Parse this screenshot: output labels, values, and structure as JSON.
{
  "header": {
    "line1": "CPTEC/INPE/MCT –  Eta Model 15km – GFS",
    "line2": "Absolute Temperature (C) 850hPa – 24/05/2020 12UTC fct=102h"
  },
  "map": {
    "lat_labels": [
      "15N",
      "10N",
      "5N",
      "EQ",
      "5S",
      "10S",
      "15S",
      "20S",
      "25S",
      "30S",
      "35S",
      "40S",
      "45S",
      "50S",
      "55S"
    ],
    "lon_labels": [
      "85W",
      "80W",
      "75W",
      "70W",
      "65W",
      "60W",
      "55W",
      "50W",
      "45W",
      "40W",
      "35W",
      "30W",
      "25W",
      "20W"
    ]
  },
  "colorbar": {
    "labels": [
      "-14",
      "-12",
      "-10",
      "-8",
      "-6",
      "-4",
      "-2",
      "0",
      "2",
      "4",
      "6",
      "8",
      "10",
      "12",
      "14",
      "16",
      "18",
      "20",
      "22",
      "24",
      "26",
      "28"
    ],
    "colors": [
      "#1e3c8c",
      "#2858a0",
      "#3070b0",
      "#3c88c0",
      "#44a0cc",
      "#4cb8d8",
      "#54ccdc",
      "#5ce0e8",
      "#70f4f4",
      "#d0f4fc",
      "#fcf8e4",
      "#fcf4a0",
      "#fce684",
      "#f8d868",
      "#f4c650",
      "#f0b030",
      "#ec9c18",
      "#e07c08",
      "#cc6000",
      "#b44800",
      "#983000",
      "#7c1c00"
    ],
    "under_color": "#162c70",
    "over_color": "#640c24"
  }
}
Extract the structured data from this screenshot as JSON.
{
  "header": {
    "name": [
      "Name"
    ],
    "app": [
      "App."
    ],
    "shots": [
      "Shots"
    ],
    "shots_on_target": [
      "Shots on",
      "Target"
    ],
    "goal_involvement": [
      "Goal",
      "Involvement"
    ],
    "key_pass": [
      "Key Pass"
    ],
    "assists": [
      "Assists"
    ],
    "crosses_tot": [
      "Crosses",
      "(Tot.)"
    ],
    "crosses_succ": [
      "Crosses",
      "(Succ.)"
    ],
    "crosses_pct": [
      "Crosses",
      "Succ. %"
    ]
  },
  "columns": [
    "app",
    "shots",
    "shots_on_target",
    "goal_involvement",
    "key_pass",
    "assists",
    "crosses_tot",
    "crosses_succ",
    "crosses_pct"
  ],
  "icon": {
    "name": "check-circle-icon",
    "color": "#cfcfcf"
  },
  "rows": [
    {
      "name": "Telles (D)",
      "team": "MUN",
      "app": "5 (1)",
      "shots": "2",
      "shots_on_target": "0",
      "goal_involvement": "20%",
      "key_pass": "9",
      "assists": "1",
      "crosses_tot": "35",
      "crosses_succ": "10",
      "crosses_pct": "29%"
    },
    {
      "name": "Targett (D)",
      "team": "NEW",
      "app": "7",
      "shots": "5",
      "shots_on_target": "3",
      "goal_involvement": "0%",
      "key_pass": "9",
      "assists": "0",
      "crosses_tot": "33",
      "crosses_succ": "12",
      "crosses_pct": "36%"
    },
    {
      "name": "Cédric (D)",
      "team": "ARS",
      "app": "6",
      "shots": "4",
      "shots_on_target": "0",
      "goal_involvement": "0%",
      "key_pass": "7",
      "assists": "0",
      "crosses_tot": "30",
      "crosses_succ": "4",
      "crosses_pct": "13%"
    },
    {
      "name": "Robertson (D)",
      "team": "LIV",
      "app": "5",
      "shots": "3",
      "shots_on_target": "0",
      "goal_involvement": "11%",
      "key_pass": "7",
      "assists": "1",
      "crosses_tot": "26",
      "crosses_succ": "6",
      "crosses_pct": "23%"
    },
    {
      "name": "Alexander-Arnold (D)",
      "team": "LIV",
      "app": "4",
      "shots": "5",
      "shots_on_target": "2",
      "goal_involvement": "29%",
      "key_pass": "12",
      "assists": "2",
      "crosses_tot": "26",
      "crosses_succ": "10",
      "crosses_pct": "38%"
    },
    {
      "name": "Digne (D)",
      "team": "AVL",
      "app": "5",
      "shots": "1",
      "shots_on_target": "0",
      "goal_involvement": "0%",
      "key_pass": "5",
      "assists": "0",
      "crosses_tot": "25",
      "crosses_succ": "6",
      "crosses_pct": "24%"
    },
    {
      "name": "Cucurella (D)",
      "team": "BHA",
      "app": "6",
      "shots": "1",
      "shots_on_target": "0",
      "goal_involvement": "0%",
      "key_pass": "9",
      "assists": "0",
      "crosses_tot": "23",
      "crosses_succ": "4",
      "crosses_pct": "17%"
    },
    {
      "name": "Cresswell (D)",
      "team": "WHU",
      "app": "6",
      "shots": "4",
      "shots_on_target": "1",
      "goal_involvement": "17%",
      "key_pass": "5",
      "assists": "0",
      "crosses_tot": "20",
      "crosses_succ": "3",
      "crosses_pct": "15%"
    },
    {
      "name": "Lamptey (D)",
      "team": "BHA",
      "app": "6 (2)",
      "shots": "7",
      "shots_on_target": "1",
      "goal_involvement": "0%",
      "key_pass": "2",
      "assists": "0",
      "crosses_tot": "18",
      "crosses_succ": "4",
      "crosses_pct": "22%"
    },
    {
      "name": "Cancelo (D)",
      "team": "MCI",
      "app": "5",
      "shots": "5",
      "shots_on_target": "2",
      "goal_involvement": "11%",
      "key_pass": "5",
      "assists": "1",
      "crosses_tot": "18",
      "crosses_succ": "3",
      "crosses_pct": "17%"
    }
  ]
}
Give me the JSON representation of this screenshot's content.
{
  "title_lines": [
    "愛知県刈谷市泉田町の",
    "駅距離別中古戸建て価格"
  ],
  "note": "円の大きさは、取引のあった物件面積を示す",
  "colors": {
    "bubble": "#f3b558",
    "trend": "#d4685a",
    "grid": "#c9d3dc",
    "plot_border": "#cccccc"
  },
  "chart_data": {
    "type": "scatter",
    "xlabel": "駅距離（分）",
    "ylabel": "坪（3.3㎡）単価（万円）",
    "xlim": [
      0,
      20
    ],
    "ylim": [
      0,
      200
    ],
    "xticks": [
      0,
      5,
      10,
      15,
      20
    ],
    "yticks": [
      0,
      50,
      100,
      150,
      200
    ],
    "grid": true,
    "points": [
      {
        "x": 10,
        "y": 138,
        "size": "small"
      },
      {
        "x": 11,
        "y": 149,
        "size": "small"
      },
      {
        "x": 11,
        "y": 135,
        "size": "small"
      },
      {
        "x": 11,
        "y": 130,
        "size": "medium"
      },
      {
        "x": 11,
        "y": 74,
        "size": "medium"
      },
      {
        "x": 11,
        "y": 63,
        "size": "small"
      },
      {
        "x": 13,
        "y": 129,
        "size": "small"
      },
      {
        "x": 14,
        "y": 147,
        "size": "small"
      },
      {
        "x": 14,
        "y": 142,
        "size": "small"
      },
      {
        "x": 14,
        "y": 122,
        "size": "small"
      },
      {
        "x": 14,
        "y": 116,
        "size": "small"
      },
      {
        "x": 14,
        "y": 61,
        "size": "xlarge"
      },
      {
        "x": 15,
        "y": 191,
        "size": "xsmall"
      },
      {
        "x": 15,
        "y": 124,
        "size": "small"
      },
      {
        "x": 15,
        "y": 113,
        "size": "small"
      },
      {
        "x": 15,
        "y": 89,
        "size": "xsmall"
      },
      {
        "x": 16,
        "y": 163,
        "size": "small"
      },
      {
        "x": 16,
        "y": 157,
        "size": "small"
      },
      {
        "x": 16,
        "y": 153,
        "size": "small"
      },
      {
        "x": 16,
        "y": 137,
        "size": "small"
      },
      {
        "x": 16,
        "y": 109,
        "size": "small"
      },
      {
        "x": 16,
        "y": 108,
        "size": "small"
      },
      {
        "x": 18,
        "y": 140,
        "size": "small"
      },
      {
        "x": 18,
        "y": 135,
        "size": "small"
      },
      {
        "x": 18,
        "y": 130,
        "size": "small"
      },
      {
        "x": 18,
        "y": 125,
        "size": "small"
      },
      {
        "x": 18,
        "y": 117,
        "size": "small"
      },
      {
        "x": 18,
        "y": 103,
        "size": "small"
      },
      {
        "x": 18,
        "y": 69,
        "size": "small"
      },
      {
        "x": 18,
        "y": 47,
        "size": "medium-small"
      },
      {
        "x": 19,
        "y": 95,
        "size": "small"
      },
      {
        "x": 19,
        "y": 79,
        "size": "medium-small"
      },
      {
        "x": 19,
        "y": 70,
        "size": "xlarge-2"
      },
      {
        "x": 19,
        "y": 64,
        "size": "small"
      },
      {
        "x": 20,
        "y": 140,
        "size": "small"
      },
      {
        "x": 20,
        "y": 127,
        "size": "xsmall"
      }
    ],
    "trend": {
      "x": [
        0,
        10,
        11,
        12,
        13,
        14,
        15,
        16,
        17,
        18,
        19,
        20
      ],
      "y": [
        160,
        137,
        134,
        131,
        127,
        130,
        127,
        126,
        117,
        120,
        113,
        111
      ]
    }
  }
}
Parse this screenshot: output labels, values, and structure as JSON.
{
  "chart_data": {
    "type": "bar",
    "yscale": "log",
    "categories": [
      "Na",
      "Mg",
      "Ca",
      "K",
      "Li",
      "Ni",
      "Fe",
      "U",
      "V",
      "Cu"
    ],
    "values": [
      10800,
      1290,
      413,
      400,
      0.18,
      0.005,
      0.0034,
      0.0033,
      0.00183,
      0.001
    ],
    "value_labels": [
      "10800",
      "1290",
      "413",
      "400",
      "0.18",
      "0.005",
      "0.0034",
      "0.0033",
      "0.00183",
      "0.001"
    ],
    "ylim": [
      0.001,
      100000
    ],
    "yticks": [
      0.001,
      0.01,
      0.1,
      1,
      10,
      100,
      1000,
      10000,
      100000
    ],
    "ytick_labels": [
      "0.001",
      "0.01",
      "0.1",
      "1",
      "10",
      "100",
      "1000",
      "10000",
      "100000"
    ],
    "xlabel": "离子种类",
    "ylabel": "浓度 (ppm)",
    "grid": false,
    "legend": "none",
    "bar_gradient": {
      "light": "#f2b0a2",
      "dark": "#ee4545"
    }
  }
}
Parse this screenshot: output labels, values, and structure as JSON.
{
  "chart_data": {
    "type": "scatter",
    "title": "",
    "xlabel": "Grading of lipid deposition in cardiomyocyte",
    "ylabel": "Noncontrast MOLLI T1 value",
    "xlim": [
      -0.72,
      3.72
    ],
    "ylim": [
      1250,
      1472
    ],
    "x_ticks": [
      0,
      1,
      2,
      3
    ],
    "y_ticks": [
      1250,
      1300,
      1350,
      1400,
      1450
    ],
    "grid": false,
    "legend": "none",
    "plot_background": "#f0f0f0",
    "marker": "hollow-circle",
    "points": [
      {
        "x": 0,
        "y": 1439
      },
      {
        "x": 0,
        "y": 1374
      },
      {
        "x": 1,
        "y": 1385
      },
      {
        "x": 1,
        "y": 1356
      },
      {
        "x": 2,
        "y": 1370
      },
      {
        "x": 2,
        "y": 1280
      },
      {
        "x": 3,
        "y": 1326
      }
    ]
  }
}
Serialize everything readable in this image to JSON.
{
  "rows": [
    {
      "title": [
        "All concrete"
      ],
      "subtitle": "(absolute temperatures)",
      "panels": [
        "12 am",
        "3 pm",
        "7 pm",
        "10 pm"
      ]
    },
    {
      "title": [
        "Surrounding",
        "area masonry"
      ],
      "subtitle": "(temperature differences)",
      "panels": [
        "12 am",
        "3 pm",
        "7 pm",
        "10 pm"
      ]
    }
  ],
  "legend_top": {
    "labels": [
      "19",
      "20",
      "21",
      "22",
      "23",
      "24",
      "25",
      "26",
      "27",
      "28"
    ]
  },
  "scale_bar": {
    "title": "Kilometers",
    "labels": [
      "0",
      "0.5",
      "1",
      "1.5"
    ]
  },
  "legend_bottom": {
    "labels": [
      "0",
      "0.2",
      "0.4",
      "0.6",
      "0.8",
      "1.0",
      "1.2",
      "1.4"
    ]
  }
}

+++++

▶ **WORK INSTRUCTIONS**: From the line containing "Serialize everything readable" through the closing line of the material above, return every line exactly and omit all others.

▶ **SOLUTION TO THE PROBLEM**:
Serialize everything readable in this image to JSON.
{
  "rows": [
    {
      "title": [
        "All concrete"
      ],
      "subtitle": "(absolute temperatures)",
      "panels": [
        "12 am",
        "3 pm",
        "7 pm",
        "10 pm"
      ]
    },
    {
      "title": [
        "Surrounding",
        "area masonry"
      ],
      "subtitle": "(temperature differences)",
      "panels": [
        "12 am",
        "3 pm",
        "7 pm",
        "10 pm"
      ]
    }
  ],
  "legend_top": {
    "labels": [
      "19",
      "20",
      "21",
      "22",
      "23",
      "24",
      "25",
      "26",
      "27",
      "28"
    ]
  },
  "scale_bar": {
    "title": "Kilometers",
    "labels": [
      "0",
      "0.5",
      "1",
      "1.5"
    ]
  },
  "legend_bottom": {
    "labels": [
      "0",
      "0.2",
      "0.4",
      "0.6",
      "0.8",
      "1.0",
      "1.2",
      "1.4"
    ]
  }
}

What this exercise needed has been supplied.